== RECORDS FOR THE TASK ==
Begin

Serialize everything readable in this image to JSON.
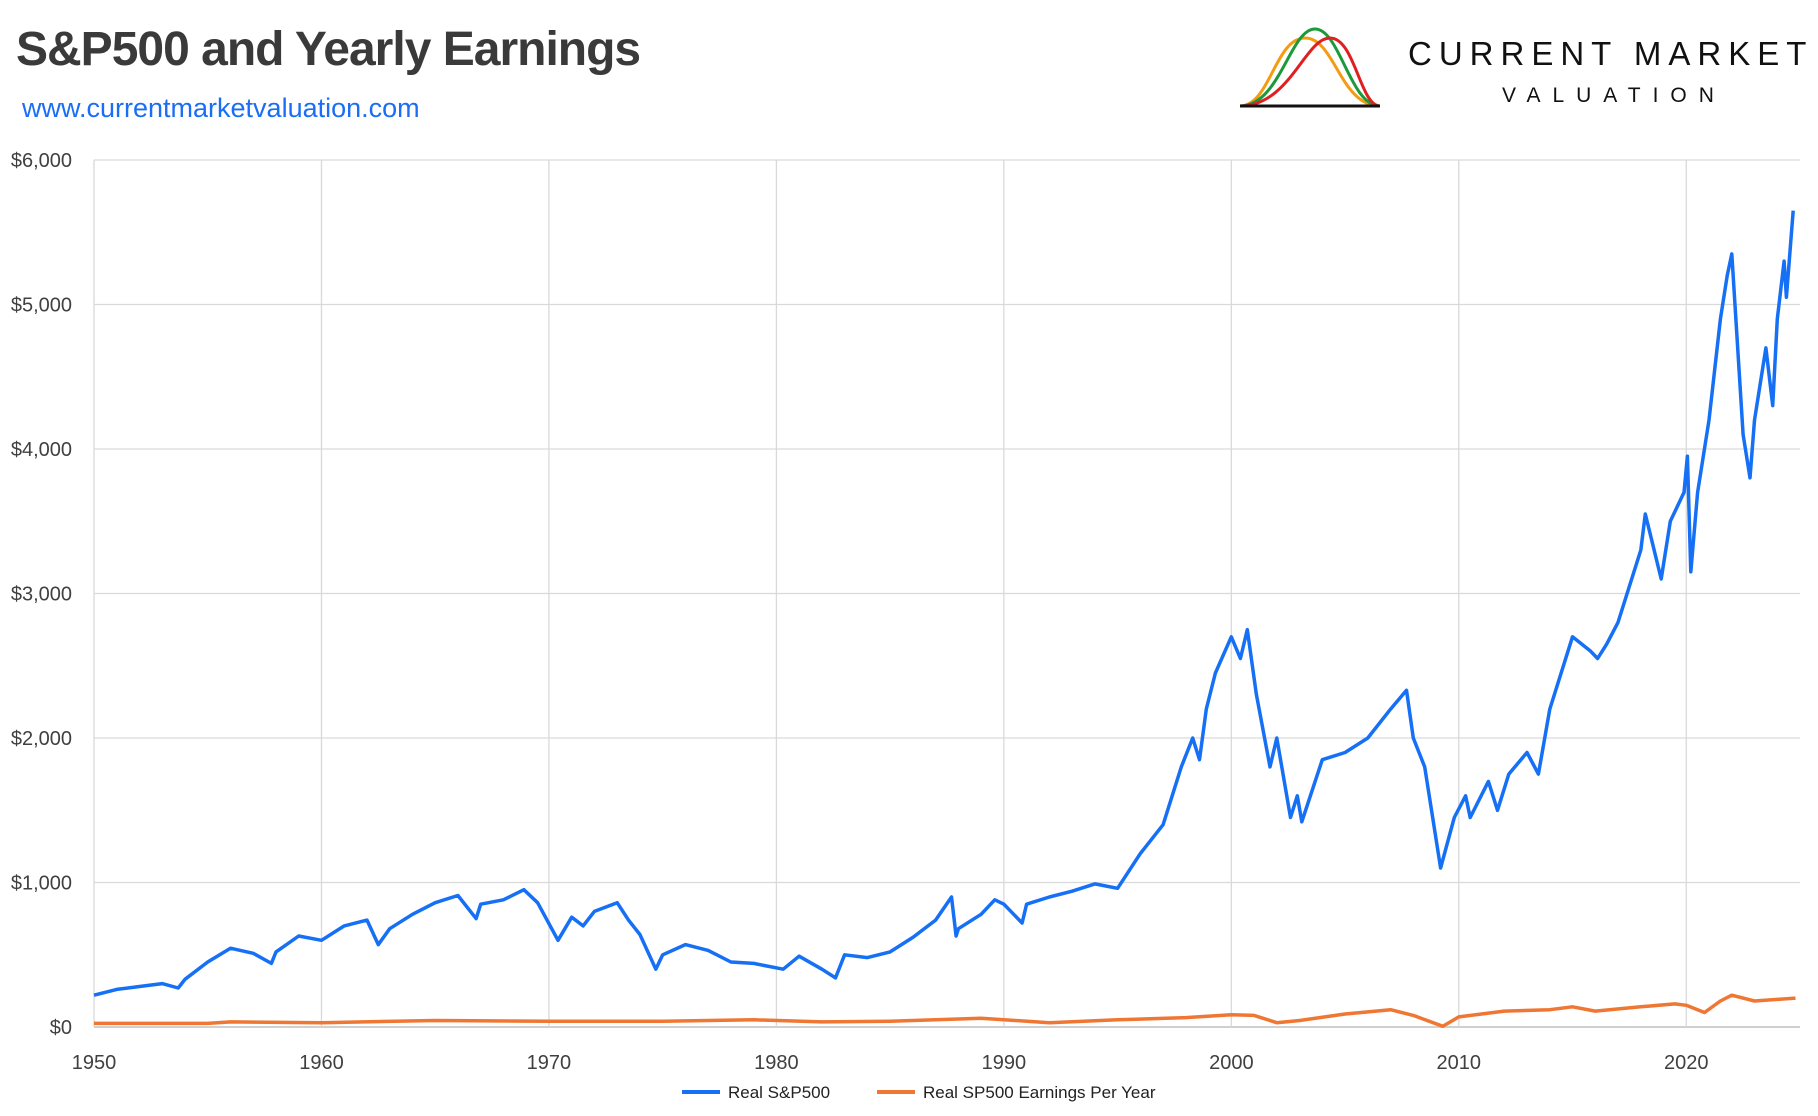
{
  "header": {
    "title": "S&P500 and Yearly Earnings",
    "url": "www.currentmarketvaluation.com"
  },
  "logo": {
    "line1": "CURRENT MARKET",
    "line2": "VALUATION",
    "colors": [
      "#f39c12",
      "#1a9a3a",
      "#e02020"
    ]
  },
  "chart_data": {
    "type": "line",
    "xlim": [
      1950,
      2025
    ],
    "ylim": [
      0,
      6000
    ],
    "grid": true,
    "legend_position": "bottom",
    "x_ticks": [
      "1950",
      "1960",
      "1970",
      "1980",
      "1990",
      "2000",
      "2010",
      "2020"
    ],
    "y_ticks": [
      "$0",
      "$1,000",
      "$2,000",
      "$3,000",
      "$4,000",
      "$5,000",
      "$6,000"
    ],
    "series": [
      {
        "name": "Real S&P500",
        "color": "#1670f5",
        "points": [
          [
            1950,
            220
          ],
          [
            1951,
            260
          ],
          [
            1952,
            280
          ],
          [
            1953,
            300
          ],
          [
            1953.7,
            270
          ],
          [
            1954,
            330
          ],
          [
            1955,
            450
          ],
          [
            1956,
            545
          ],
          [
            1957,
            510
          ],
          [
            1957.8,
            440
          ],
          [
            1958,
            520
          ],
          [
            1959,
            630
          ],
          [
            1960,
            600
          ],
          [
            1961,
            700
          ],
          [
            1962,
            740
          ],
          [
            1962.5,
            570
          ],
          [
            1963,
            680
          ],
          [
            1964,
            780
          ],
          [
            1965,
            860
          ],
          [
            1966,
            910
          ],
          [
            1966.8,
            750
          ],
          [
            1967,
            850
          ],
          [
            1968,
            880
          ],
          [
            1968.9,
            950
          ],
          [
            1969.5,
            860
          ],
          [
            1970.4,
            600
          ],
          [
            1971,
            760
          ],
          [
            1971.5,
            700
          ],
          [
            1972,
            800
          ],
          [
            1973,
            860
          ],
          [
            1973.5,
            740
          ],
          [
            1974,
            640
          ],
          [
            1974.7,
            400
          ],
          [
            1975,
            500
          ],
          [
            1976,
            570
          ],
          [
            1977,
            530
          ],
          [
            1978,
            450
          ],
          [
            1979,
            440
          ],
          [
            1980.3,
            400
          ],
          [
            1981,
            490
          ],
          [
            1982,
            400
          ],
          [
            1982.6,
            340
          ],
          [
            1983,
            500
          ],
          [
            1984,
            480
          ],
          [
            1985,
            520
          ],
          [
            1986,
            620
          ],
          [
            1987,
            740
          ],
          [
            1987.7,
            900
          ],
          [
            1987.9,
            630
          ],
          [
            1988,
            680
          ],
          [
            1989,
            780
          ],
          [
            1989.6,
            880
          ],
          [
            1990,
            850
          ],
          [
            1990.8,
            720
          ],
          [
            1991,
            850
          ],
          [
            1992,
            900
          ],
          [
            1993,
            940
          ],
          [
            1994,
            990
          ],
          [
            1995,
            960
          ],
          [
            1996,
            1200
          ],
          [
            1997,
            1400
          ],
          [
            1997.8,
            1800
          ],
          [
            1998.3,
            2000
          ],
          [
            1998.6,
            1850
          ],
          [
            1998.9,
            2200
          ],
          [
            1999.3,
            2450
          ],
          [
            2000,
            2700
          ],
          [
            2000.4,
            2550
          ],
          [
            2000.7,
            2750
          ],
          [
            2001.1,
            2300
          ],
          [
            2001.7,
            1800
          ],
          [
            2002,
            2000
          ],
          [
            2002.6,
            1450
          ],
          [
            2002.9,
            1600
          ],
          [
            2003.1,
            1420
          ],
          [
            2004,
            1850
          ],
          [
            2005,
            1900
          ],
          [
            2006,
            2000
          ],
          [
            2007,
            2200
          ],
          [
            2007.7,
            2330
          ],
          [
            2008,
            2000
          ],
          [
            2008.5,
            1800
          ],
          [
            2009.2,
            1100
          ],
          [
            2009.8,
            1450
          ],
          [
            2010.3,
            1600
          ],
          [
            2010.5,
            1450
          ],
          [
            2011.3,
            1700
          ],
          [
            2011.7,
            1500
          ],
          [
            2012.2,
            1750
          ],
          [
            2013,
            1900
          ],
          [
            2013.5,
            1750
          ],
          [
            2014,
            2200
          ],
          [
            2015,
            2700
          ],
          [
            2015.8,
            2600
          ],
          [
            2016.1,
            2550
          ],
          [
            2016.5,
            2650
          ],
          [
            2017,
            2800
          ],
          [
            2018,
            3300
          ],
          [
            2018.2,
            3550
          ],
          [
            2018.9,
            3100
          ],
          [
            2019.3,
            3500
          ],
          [
            2019.9,
            3700
          ],
          [
            2020.05,
            3950
          ],
          [
            2020.2,
            3150
          ],
          [
            2020.5,
            3700
          ],
          [
            2021,
            4200
          ],
          [
            2021.5,
            4900
          ],
          [
            2021.8,
            5200
          ],
          [
            2022,
            5350
          ],
          [
            2022.5,
            4100
          ],
          [
            2022.8,
            3800
          ],
          [
            2023,
            4200
          ],
          [
            2023.5,
            4700
          ],
          [
            2023.8,
            4300
          ],
          [
            2024,
            4900
          ],
          [
            2024.3,
            5300
          ],
          [
            2024.4,
            5050
          ],
          [
            2024.7,
            5650
          ]
        ]
      },
      {
        "name": "Real SP500 Earnings Per Year",
        "color": "#ef7733",
        "points": [
          [
            1950,
            25
          ],
          [
            1955,
            25
          ],
          [
            1956,
            35
          ],
          [
            1960,
            30
          ],
          [
            1965,
            45
          ],
          [
            1970,
            40
          ],
          [
            1975,
            40
          ],
          [
            1979,
            50
          ],
          [
            1982,
            35
          ],
          [
            1985,
            40
          ],
          [
            1989,
            60
          ],
          [
            1992,
            30
          ],
          [
            1995,
            50
          ],
          [
            1998,
            65
          ],
          [
            2000,
            85
          ],
          [
            2001,
            80
          ],
          [
            2002,
            30
          ],
          [
            2003,
            45
          ],
          [
            2005,
            90
          ],
          [
            2007,
            120
          ],
          [
            2008,
            80
          ],
          [
            2009.3,
            5
          ],
          [
            2010,
            70
          ],
          [
            2012,
            110
          ],
          [
            2014,
            120
          ],
          [
            2015,
            140
          ],
          [
            2016,
            110
          ],
          [
            2018,
            140
          ],
          [
            2019.5,
            160
          ],
          [
            2020,
            150
          ],
          [
            2020.8,
            100
          ],
          [
            2021.5,
            180
          ],
          [
            2022,
            220
          ],
          [
            2023,
            180
          ],
          [
            2024.8,
            200
          ]
        ]
      }
    ]
  }
}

End

== WHAT YOU HAVE TO DO ==
The entries above should be reproduced exactly, without their pictures.

== FULL SOLUTION ==
Serialize everything readable in this image to JSON.
{
  "header": {
    "title": "S&P500 and Yearly Earnings",
    "url": "www.currentmarketvaluation.com"
  },
  "logo": {
    "line1": "CURRENT MARKET",
    "line2": "VALUATION",
    "colors": [
      "#f39c12",
      "#1a9a3a",
      "#e02020"
    ]
  },
  "chart_data": {
    "type": "line",
    "xlim": [
      1950,
      2025
    ],
    "ylim": [
      0,
      6000
    ],
    "grid": true,
    "legend_position": "bottom",
    "x_ticks": [
      "1950",
      "1960",
      "1970",
      "1980",
      "1990",
      "2000",
      "2010",
      "2020"
    ],
    "y_ticks": [
      "$0",
      "$1,000",
      "$2,000",
      "$3,000",
      "$4,000",
      "$5,000",
      "$6,000"
    ],
    "series": [
      {
        "name": "Real S&P500",
        "color": "#1670f5",
        "points": [
          [
            1950,
            220
          ],
          [
            1951,
            260
          ],
          [
            1952,
            280
          ],
          [
            1953,
            300
          ],
          [
            1953.7,
            270
          ],
          [
            1954,
            330
          ],
          [
            1955,
            450
          ],
          [
            1956,
            545
          ],
          [
            1957,
            510
          ],
          [
            1957.8,
            440
          ],
          [
            1958,
            520
          ],
          [
            1959,
            630
          ],
          [
            1960,
            600
          ],
          [
            1961,
            700
          ],
          [
            1962,
            740
          ],
          [
            1962.5,
            570
          ],
          [
            1963,
            680
          ],
          [
            1964,
            780
          ],
          [
            1965,
            860
          ],
          [
            1966,
            910
          ],
          [
            1966.8,
            750
          ],
          [
            1967,
            850
          ],
          [
            1968,
            880
          ],
          [
            1968.9,
            950
          ],
          [
            1969.5,
            860
          ],
          [
            1970.4,
            600
          ],
          [
            1971,
            760
          ],
          [
            1971.5,
            700
          ],
          [
            1972,
            800
          ],
          [
            1973,
            860
          ],
          [
            1973.5,
            740
          ],
          [
            1974,
            640
          ],
          [
            1974.7,
            400
          ],
          [
            1975,
            500
          ],
          [
            1976,
            570
          ],
          [
            1977,
            530
          ],
          [
            1978,
            450
          ],
          [
            1979,
            440
          ],
          [
            1980.3,
            400
          ],
          [
            1981,
            490
          ],
          [
            1982,
            400
          ],
          [
            1982.6,
            340
          ],
          [
            1983,
            500
          ],
          [
            1984,
            480
          ],
          [
            1985,
            520
          ],
          [
            1986,
            620
          ],
          [
            1987,
            740
          ],
          [
            1987.7,
            900
          ],
          [
            1987.9,
            630
          ],
          [
            1988,
            680
          ],
          [
            1989,
            780
          ],
          [
            1989.6,
            880
          ],
          [
            1990,
            850
          ],
          [
            1990.8,
            720
          ],
          [
            1991,
            850
          ],
          [
            1992,
            900
          ],
          [
            1993,
            940
          ],
          [
            1994,
            990
          ],
          [
            1995,
            960
          ],
          [
            1996,
            1200
          ],
          [
            1997,
            1400
          ],
          [
            1997.8,
            1800
          ],
          [
            1998.3,
            2000
          ],
          [
            1998.6,
            1850
          ],
          [
            1998.9,
            2200
          ],
          [
            1999.3,
            2450
          ],
          [
            2000,
            2700
          ],
          [
            2000.4,
            2550
          ],
          [
            2000.7,
            2750
          ],
          [
            2001.1,
            2300
          ],
          [
            2001.7,
            1800
          ],
          [
            2002,
            2000
          ],
          [
            2002.6,
            1450
          ],
          [
            2002.9,
            1600
          ],
          [
            2003.1,
            1420
          ],
          [
            2004,
            1850
          ],
          [
            2005,
            1900
          ],
          [
            2006,
            2000
          ],
          [
            2007,
            2200
          ],
          [
            2007.7,
            2330
          ],
          [
            2008,
            2000
          ],
          [
            2008.5,
            1800
          ],
          [
            2009.2,
            1100
          ],
          [
            2009.8,
            1450
          ],
          [
            2010.3,
            1600
          ],
          [
            2010.5,
            1450
          ],
          [
            2011.3,
            1700
          ],
          [
            2011.7,
            1500
          ],
          [
            2012.2,
            1750
          ],
          [
            2013,
            1900
          ],
          [
            2013.5,
            1750
          ],
          [
            2014,
            2200
          ],
          [
            2015,
            2700
          ],
          [
            2015.8,
            2600
          ],
          [
            2016.1,
            2550
          ],
          [
            2016.5,
            2650
          ],
          [
            2017,
            2800
          ],
          [
            2018,
            3300
          ],
          [
            2018.2,
            3550
          ],
          [
            2018.9,
            3100
          ],
          [
            2019.3,
            3500
          ],
          [
            2019.9,
            3700
          ],
          [
            2020.05,
            3950
          ],
          [
            2020.2,
            3150
          ],
          [
            2020.5,
            3700
          ],
          [
            2021,
            4200
          ],
          [
            2021.5,
            4900
          ],
          [
            2021.8,
            5200
          ],
          [
            2022,
            5350
          ],
          [
            2022.5,
            4100
          ],
          [
            2022.8,
            3800
          ],
          [
            2023,
            4200
          ],
          [
            2023.5,
            4700
          ],
          [
            2023.8,
            4300
          ],
          [
            2024,
            4900
          ],
          [
            2024.3,
            5300
          ],
          [
            2024.4,
            5050
          ],
          [
            2024.7,
            5650
          ]
        ]
      },
      {
        "name": "Real SP500 Earnings Per Year",
        "color": "#ef7733",
        "points": [
          [
            1950,
            25
          ],
          [
            1955,
            25
          ],
          [
            1956,
            35
          ],
          [
            1960,
            30
          ],
          [
            1965,
            45
          ],
          [
            1970,
            40
          ],
          [
            1975,
            40
          ],
          [
            1979,
            50
          ],
          [
            1982,
            35
          ],
          [
            1985,
            40
          ],
          [
            1989,
            60
          ],
          [
            1992,
            30
          ],
          [
            1995,
            50
          ],
          [
            1998,
            65
          ],
          [
            2000,
            85
          ],
          [
            2001,
            80
          ],
          [
            2002,
            30
          ],
          [
            2003,
            45
          ],
          [
            2005,
            90
          ],
          [
            2007,
            120
          ],
          [
            2008,
            80
          ],
          [
            2009.3,
            5
          ],
          [
            2010,
            70
          ],
          [
            2012,
            110
          ],
          [
            2014,
            120
          ],
          [
            2015,
            140
          ],
          [
            2016,
            110
          ],
          [
            2018,
            140
          ],
          [
            2019.5,
            160
          ],
          [
            2020,
            150
          ],
          [
            2020.8,
            100
          ],
          [
            2021.5,
            180
          ],
          [
            2022,
            220
          ],
          [
            2023,
            180
          ],
          [
            2024.8,
            200
          ]
        ]
      }
    ]
  }
}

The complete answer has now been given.